» **Written problem**: Can you pick up the post on syntax embeddings for guest languages where it stops and keep writing?

» **Document segment**:
==========

Generic, generic, generic
Now, if you are familiar with our work, then this solution won't really surprise you, since we have been working on syntax embeddings for some time now (although in different application areas, such as meta programming). However, this work is quite a fundamental step towards making these syntax embeddings easier to use by ordinary programmers. First, the system now supports ambiguities, which always was the weak point of our code generation work: if you don't support ambiguities, then the programmer needs to be familiar with the details of the grammar of the guest language, which you really don't want. Fortunately, this is now a technical detail that you now can forget about! Second, no meta-programming is required at all to add a new guest language (e.g. XPath) to the system. All you need to do is define the syntax of the language, define the syntax of the embedding, and optionally define escaping rules for strings and you're all set. Thus, compared to our previous work on MetaBorg (OOPSLA '04), there is no need for implementing the mapping from the syntax of the guest language to code in the host language.
This is a pretty amazing property: basically, this means that you can just use languages as libraries. You can just pick the languages you want to use in a source file and that's it! No difficult meta-programming stuff, no program transformation, no rewrite rules and strategies, no limitations. In fact, this even goes beyond libraries: libraries are always language specific (for example for Java or PHP), but the implementation of support for a guest language (e.g. SQL) is language independent. This means that if some person or company implements support for a guest language (e.g. SQL) then all host languages (Java, PHP, etc) are immediately supported.

==========

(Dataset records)
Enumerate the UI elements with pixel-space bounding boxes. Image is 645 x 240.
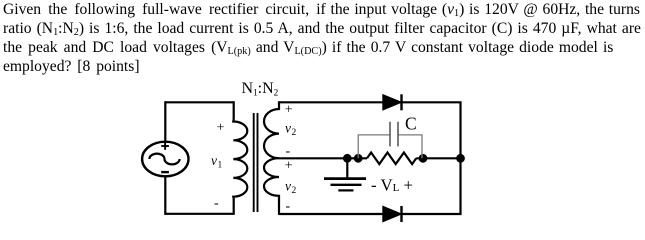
wire: D2 to right corner	[402, 213, 462, 215]
wire: center tap to resistor	[279, 157, 367, 159]
AC source plus	[161, 145, 169, 147]
capacitor C plates	[389, 122, 391, 147]
svg-text:2: 2	[292, 186, 297, 196]
svg-text:2: 2	[292, 128, 297, 138]
svg-text:v: v	[285, 121, 291, 136]
AC source sine	[149, 154, 179, 165]
transformer secondary winding (bottom half)	[264, 158, 279, 215]
junction node D	[456, 154, 465, 163]
transformer core	[253, 113, 255, 212]
svg-text:- VL +: - VL +	[371, 175, 413, 194]
problem statement text	[3, 0, 640, 19]
svg-text:-: -	[286, 199, 291, 214]
wire: resistor to right wire	[416, 157, 460, 159]
wire: top (secondary to D1)	[279, 101, 384, 103]
diode D1	[383, 95, 402, 110]
ground lead	[346, 158, 348, 177]
wire: bottom (secondary to D2)	[279, 213, 384, 215]
diode D2	[383, 206, 402, 221]
svg-text:-: -	[214, 196, 219, 211]
svg-text:v: v	[211, 153, 217, 168]
AC source V1	[142, 142, 188, 177]
AC source minus	[161, 171, 169, 173]
wire: left loop left upper	[164, 101, 166, 142]
svg-text:+: +	[285, 159, 293, 174]
svg-text:N1:N2: N1:N2	[242, 80, 279, 98]
junction node A	[343, 154, 352, 163]
wire: left loop left lower	[164, 176, 166, 215]
ground	[324, 177, 366, 180]
wire: right vertical	[459, 102, 461, 214]
transformer primary winding	[233, 101, 247, 215]
junction node B	[354, 154, 363, 163]
junction node C	[419, 154, 428, 163]
resistor RL	[367, 153, 416, 165]
capacitor branch wires	[358, 135, 390, 158]
svg-text:v: v	[285, 179, 291, 194]
svg-text:1: 1	[218, 161, 223, 171]
wire: left loop top	[165, 101, 233, 103]
svg-text:C: C	[405, 114, 417, 134]
transformer secondary winding (top half)	[264, 101, 279, 158]
svg-text:-: -	[286, 144, 291, 159]
svg-text:+: +	[285, 103, 293, 118]
wire: left loop bottom	[165, 213, 233, 215]
wire: D1 to right corner	[402, 101, 462, 103]
svg-text:+: +	[217, 121, 225, 136]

==========

» **Task response**:
Future?
The paper we wrote about this is titled "Preventing Injection Attacks with Syntax Embeddings. A Host and Guest Language Independent Approach" and is now available as technical report. Last week, we submitted this paper to the USENIX Security Symposium. We won't know if the paper is accepted until April 4, but I would be flabbergasted if it got rejected ;) . Our prototype implementation, called StringBorg, is available as well. I'm looking forward to your feedback and opinions. I'll add some examples to the webpage later this week, so make sure to come back!
Peter Ahé already has a general solution for embedding foreign languages on his wish list (as opposed to an XML specific solution), so could this actually be happening in the near future?